## Begin Supplied material

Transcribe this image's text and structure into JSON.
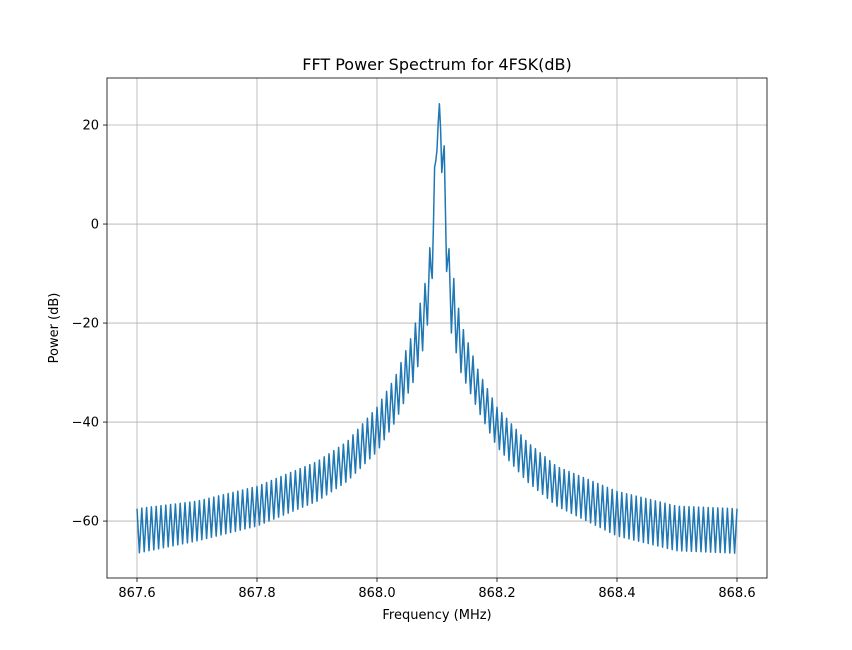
{
  "chart_data": {
    "type": "line",
    "title": "FFT Power Spectrum for 4FSK(dB)",
    "xlabel": "Frequency (MHz)",
    "ylabel": "Power (dB)",
    "xlim": [
      867.55,
      868.65
    ],
    "ylim": [
      -71.5,
      29.5
    ],
    "x_ticks": [
      867.6,
      867.8,
      868.0,
      868.2,
      868.4,
      868.6
    ],
    "x_tick_labels": [
      "867.6",
      "867.8",
      "868.0",
      "868.2",
      "868.4",
      "868.6"
    ],
    "y_ticks": [
      -60,
      -40,
      -20,
      0,
      20
    ],
    "y_tick_labels": [
      "−60",
      "−40",
      "−20",
      "0",
      "20"
    ],
    "grid": true,
    "series": [
      {
        "color": "#1f77b4",
        "envelope_x_MHz": [
          867.6,
          867.7,
          867.8,
          867.9,
          867.95,
          868.0,
          868.03,
          868.06,
          868.08,
          868.09,
          868.095,
          868.1,
          868.105,
          868.11,
          868.12,
          868.14,
          868.17,
          868.2,
          868.25,
          868.3,
          868.4,
          868.5,
          868.6
        ],
        "envelope_upper_dB": [
          -57.5,
          -56,
          -53,
          -48,
          -44,
          -37,
          -31,
          -22,
          -12,
          -3,
          8,
          25.5,
          24,
          21,
          -5,
          -20,
          -30,
          -37,
          -44,
          -49,
          -54,
          -57,
          -57.5
        ],
        "envelope_lower_dB": [
          -66.5,
          -64,
          -61,
          -56,
          -52,
          -46,
          -40,
          -32,
          -24,
          -15,
          -5,
          15,
          17,
          6,
          -20,
          -30,
          -38,
          -45,
          -52,
          -57,
          -63,
          -66,
          -66.5
        ],
        "oscillation_spacing_MHz": 0.008
      }
    ]
  }
}
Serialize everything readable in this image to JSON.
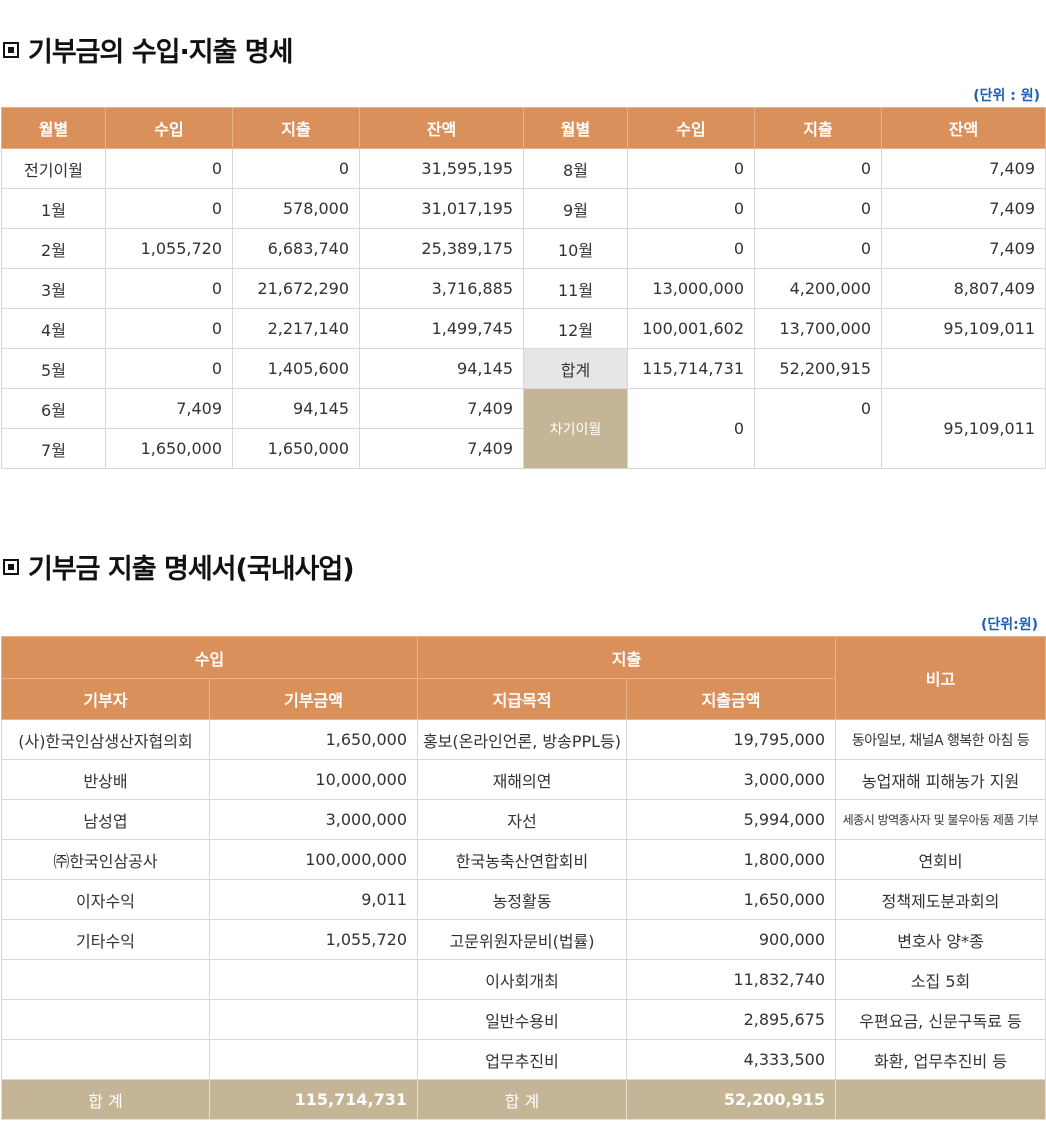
{
  "section1": {
    "title": "기부금의 수입·지출 명세",
    "unit": "(단위 : 원)",
    "headers": [
      "월별",
      "수입",
      "지출",
      "잔액",
      "월별",
      "수입",
      "지출",
      "잔액"
    ],
    "left_rows": [
      {
        "month": "전기이월",
        "income": "0",
        "expense": "0",
        "balance": "31,595,195"
      },
      {
        "month": "1월",
        "income": "0",
        "expense": "578,000",
        "balance": "31,017,195"
      },
      {
        "month": "2월",
        "income": "1,055,720",
        "expense": "6,683,740",
        "balance": "25,389,175"
      },
      {
        "month": "3월",
        "income": "0",
        "expense": "21,672,290",
        "balance": "3,716,885"
      },
      {
        "month": "4월",
        "income": "0",
        "expense": "2,217,140",
        "balance": "1,499,745"
      },
      {
        "month": "5월",
        "income": "0",
        "expense": "1,405,600",
        "balance": "94,145"
      },
      {
        "month": "6월",
        "income": "7,409",
        "expense": "94,145",
        "balance": "7,409"
      },
      {
        "month": "7월",
        "income": "1,650,000",
        "expense": "1,650,000",
        "balance": "7,409"
      }
    ],
    "right_rows": [
      {
        "month": "8월",
        "income": "0",
        "expense": "0",
        "balance": "7,409"
      },
      {
        "month": "9월",
        "income": "0",
        "expense": "0",
        "balance": "7,409"
      },
      {
        "month": "10월",
        "income": "0",
        "expense": "0",
        "balance": "7,409"
      },
      {
        "month": "11월",
        "income": "13,000,000",
        "expense": "4,200,000",
        "balance": "8,807,409"
      },
      {
        "month": "12월",
        "income": "100,001,602",
        "expense": "13,700,000",
        "balance": "95,109,011"
      }
    ],
    "total": {
      "label": "합계",
      "income": "115,714,731",
      "expense": "52,200,915"
    },
    "carry": {
      "label": "차기이월",
      "income": "0",
      "expense": "0",
      "balance": "95,109,011"
    }
  },
  "section2": {
    "title": "기부금 지출 명세서(국내사업)",
    "unit": "(단위:원)",
    "group_headers": {
      "income": "수입",
      "expense": "지출",
      "note": "비고"
    },
    "sub_headers": [
      "기부자",
      "기부금액",
      "지급목적",
      "지출금액"
    ],
    "rows": [
      {
        "donor": "(사)한국인삼생산자협의회",
        "amount": "1,650,000",
        "purpose": "홍보(온라인언론, 방송PPL등)",
        "spent": "19,795,000",
        "note": "동아일보, 채널A 행복한 아침 등"
      },
      {
        "donor": "반상배",
        "amount": "10,000,000",
        "purpose": "재해의연",
        "spent": "3,000,000",
        "note": "농업재해 피해농가 지원"
      },
      {
        "donor": "남성엽",
        "amount": "3,000,000",
        "purpose": "자선",
        "spent": "5,994,000",
        "note": "세종시 방역종사자 및 불우아동 제품 기부"
      },
      {
        "donor": "㈜한국인삼공사",
        "amount": "100,000,000",
        "purpose": "한국농축산연합회비",
        "spent": "1,800,000",
        "note": "연회비"
      },
      {
        "donor": "이자수익",
        "amount": "9,011",
        "purpose": "농정활동",
        "spent": "1,650,000",
        "note": "정책제도분과회의"
      },
      {
        "donor": "기타수익",
        "amount": "1,055,720",
        "purpose": "고문위원자문비(법률)",
        "spent": "900,000",
        "note": "변호사 양*종"
      },
      {
        "donor": "",
        "amount": "",
        "purpose": "이사회개최",
        "spent": "11,832,740",
        "note": "소집 5회"
      },
      {
        "donor": "",
        "amount": "",
        "purpose": "일반수용비",
        "spent": "2,895,675",
        "note": "우편요금, 신문구독료 등"
      },
      {
        "donor": "",
        "amount": "",
        "purpose": "업무추진비",
        "spent": "4,333,500",
        "note": "화환, 업무추진비 등"
      }
    ],
    "total": {
      "label1": "합 계",
      "amount": "115,714,731",
      "label2": "합 계",
      "spent": "52,200,915"
    }
  }
}
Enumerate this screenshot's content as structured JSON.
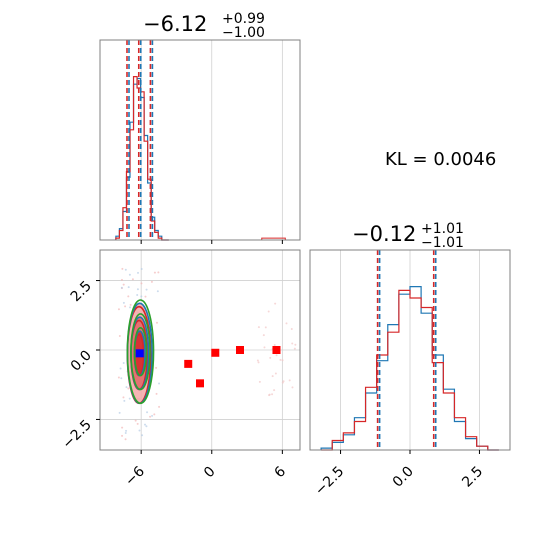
{
  "chart_data": [
    {
      "type": "histogram",
      "panel": "marginal-x",
      "title": {
        "value": "−6.12",
        "upper": "+0.99",
        "lower": "−1.00"
      },
      "xlim": [
        -9.5,
        7.5
      ],
      "quantile_lines": [
        -7.12,
        -6.12,
        -5.13
      ],
      "colors": {
        "blue": "#1f77b4",
        "red": "#d62728",
        "quantile_blue": "#1f77b4",
        "quantile_red": "#d62728"
      },
      "series": [
        {
          "name": "",
          "color": "#1f77b4",
          "x": [
            -8.0,
            -7.7,
            -7.4,
            -7.1,
            -6.8,
            -6.5,
            -6.2,
            -5.9,
            -5.6,
            -5.3,
            -5.0,
            -4.7,
            -4.4,
            -4.1,
            -3.8
          ],
          "y": [
            0.02,
            0.06,
            0.15,
            0.33,
            0.62,
            0.82,
            0.85,
            0.75,
            0.55,
            0.3,
            0.12,
            0.05,
            0.02,
            0.0,
            0.0
          ]
        },
        {
          "name": "",
          "color": "#d62728",
          "x": [
            -8.0,
            -7.7,
            -7.4,
            -7.1,
            -6.8,
            -6.5,
            -6.2,
            -5.9,
            -5.6,
            -5.3,
            -5.0,
            -4.7,
            -4.4,
            -4.1,
            -3.8
          ],
          "y": [
            0.01,
            0.05,
            0.17,
            0.36,
            0.58,
            0.86,
            0.8,
            0.78,
            0.52,
            0.32,
            0.1,
            0.04,
            0.01,
            0.0,
            0.0
          ]
        }
      ],
      "tail": {
        "x": [
          4.0,
          4.5,
          5.0,
          5.5,
          6.0,
          6.5
        ],
        "y": [
          0.0,
          0.01,
          0.01,
          0.01,
          0.01,
          0.0
        ]
      }
    },
    {
      "type": "scatter",
      "panel": "joint",
      "xlim": [
        -9.5,
        7.5
      ],
      "ylim": [
        -3.6,
        3.6
      ],
      "xticks": [
        -6,
        0,
        6
      ],
      "xtick_labels": [
        "−6",
        "0",
        "6"
      ],
      "yticks": [
        -2.5,
        0.0,
        2.5
      ],
      "ytick_labels": [
        "−2.5",
        "0.0",
        "2.5"
      ],
      "contours": {
        "center": [
          -6.12,
          -0.12
        ],
        "levels": [
          {
            "sx": 1.05,
            "sy": 1.8,
            "color": "#d62728",
            "fill": "#f4a7a7"
          },
          {
            "sx": 0.75,
            "sy": 1.3,
            "color": "#1f77b4",
            "fill": "#e06666"
          },
          {
            "sx": 0.45,
            "sy": 0.8,
            "color": "#2ca02c",
            "fill": "#d62728"
          }
        ]
      },
      "markers": [
        {
          "x": -6.12,
          "y": -0.12,
          "color": "#0000ff"
        },
        {
          "x": -2.0,
          "y": -0.5,
          "color": "#ff0000"
        },
        {
          "x": -1.0,
          "y": -1.2,
          "color": "#ff0000"
        },
        {
          "x": 0.3,
          "y": -0.1,
          "color": "#ff0000"
        },
        {
          "x": 2.4,
          "y": 0.0,
          "color": "#ff0000"
        },
        {
          "x": 5.5,
          "y": 0.0,
          "color": "#ff0000"
        }
      ]
    },
    {
      "type": "histogram",
      "panel": "marginal-y",
      "title": {
        "value": "−0.12",
        "upper": "+1.01",
        "lower": "−1.01"
      },
      "xlim": [
        -3.6,
        3.6
      ],
      "xticks": [
        -2.5,
        0.0,
        2.5
      ],
      "xtick_labels": [
        "−2.5",
        "0.0",
        "2.5"
      ],
      "quantile_lines": [
        -1.13,
        0.89
      ],
      "series": [
        {
          "name": "",
          "color": "#1f77b4",
          "x": [
            -3.0,
            -2.6,
            -2.2,
            -1.8,
            -1.4,
            -1.0,
            -0.6,
            -0.2,
            0.2,
            0.6,
            1.0,
            1.4,
            1.8,
            2.2,
            2.6,
            3.0
          ],
          "y": [
            0.01,
            0.04,
            0.08,
            0.17,
            0.3,
            0.47,
            0.66,
            0.82,
            0.86,
            0.72,
            0.5,
            0.32,
            0.15,
            0.06,
            0.02,
            0.0
          ]
        },
        {
          "name": "",
          "color": "#d62728",
          "x": [
            -3.0,
            -2.6,
            -2.2,
            -1.8,
            -1.4,
            -1.0,
            -0.6,
            -0.2,
            0.2,
            0.6,
            1.0,
            1.4,
            1.8,
            2.2,
            2.6,
            3.0
          ],
          "y": [
            0.0,
            0.05,
            0.09,
            0.15,
            0.33,
            0.5,
            0.62,
            0.84,
            0.8,
            0.75,
            0.46,
            0.3,
            0.17,
            0.07,
            0.02,
            0.0
          ]
        }
      ]
    }
  ],
  "annotation": {
    "kl_text": "KL = 0.0046"
  }
}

## End Supplied material

Your answer should be a single number: how many lines of the material contain the word "fill".

3